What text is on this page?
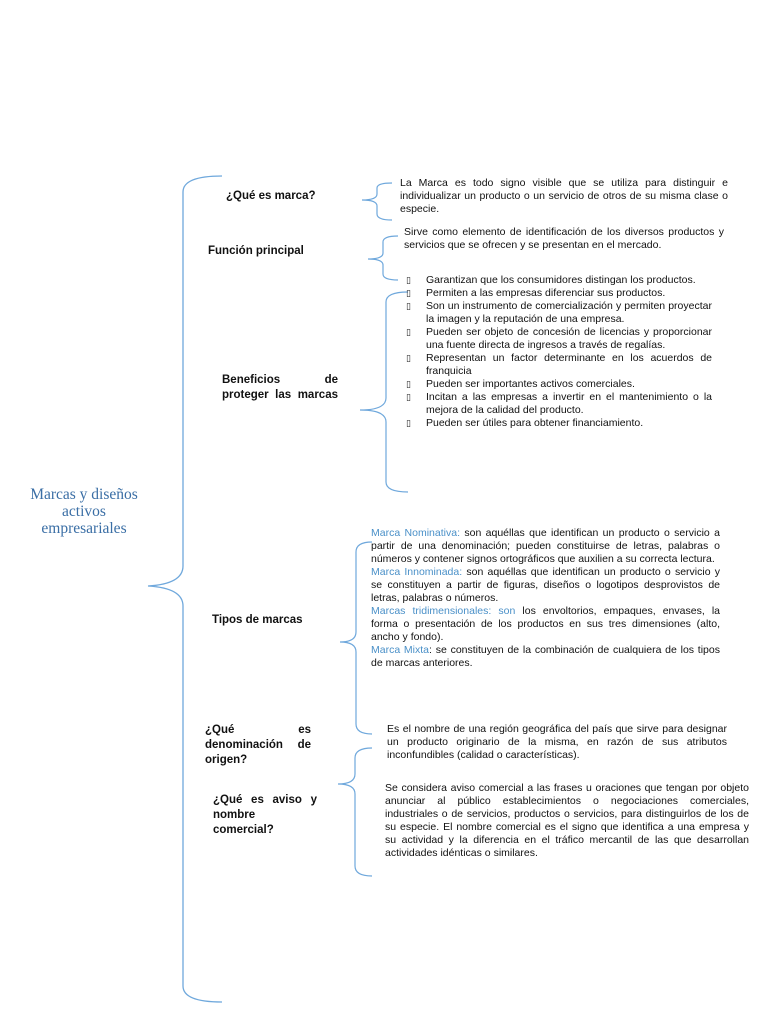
Marcas y diseños activos empresariales
¿Qué es marca?
La Marca es todo signo visible que se utiliza para distinguir e individualizar un producto o un servicio de otros de su misma clase o especie.
Función principal
Sirve como elemento de identificación de los diversos productos y servicios que se ofrecen y se presentan en el mercado.
Beneficios de proteger las marcas
▯ Garantizan que los consumidores distingan los productos.
▯ Permiten a las empresas diferenciar sus productos.
▯ Son un instrumento de comercialización y permiten proyectar la imagen y la reputación de una empresa.
▯ Pueden ser objeto de concesión de licencias y proporcionar una fuente directa de ingresos a través de regalías.
▯ Representan un factor determinante en los acuerdos de franquicia
▯ Pueden ser importantes activos comerciales.
▯ Incitan a las empresas a invertir en el mantenimiento o la mejora de la calidad del producto.
▯ Pueden ser útiles para obtener financiamiento.
Tipos de marcas

Marca Nominativa: son aquéllas que identifican un producto o servicio a partir de una denominación; pueden constituirse de letras, palabras o números y contener signos ortográficos que auxilien a su correcta lectura.

Marca Innominada: son aquéllas que identifican un producto o servicio y se constituyen a partir de figuras, diseños o logotipos desprovistos de letras, palabras o números.

Marcas tridimensionales: son los envoltorios, empaques, envases, la forma o presentación de los productos en sus tres dimensiones (alto, ancho y fondo).

Marca Mixta: se constituyen de la combinación de cualquiera de los tipos de marcas anteriores.

¿Qué es denominación de origen?
Es el nombre de una región geográfica del país que sirve para designar un producto originario de la misma, en razón de sus atributos inconfundibles (calidad o características).
¿Qué es aviso y nombre comercial?
Se considera aviso comercial a las frases u oraciones que tengan por objeto anunciar al público establecimientos o negociaciones comerciales, industriales o de servicios, productos o servicios, para distinguirlos de los de su especie. El nombre comercial es el signo que identifica a una empresa y su actividad y la diferencia en el tráfico mercantil de las que desarrollan actividades idénticas o similares.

→ **WHAT YOU ARE ASKED TO DO**: Which lines of the data include "especie"? Copy each of them.

→ **RESULT OF THIS TASK**:
La Marca es todo signo visible que se utiliza para distinguir e individualizar un producto o un servicio de otros de su misma clase o especie.
Se considera aviso comercial a las frases u oraciones que tengan por objeto anunciar al público establecimientos o negociaciones comerciales, industriales o de servicios, productos o servicios, para distinguirlos de los de su especie. El nombre comercial es el signo que identifica a una empresa y su actividad y la diferencia en el tráfico mercantil de las que desarrollan actividades idénticas o similares.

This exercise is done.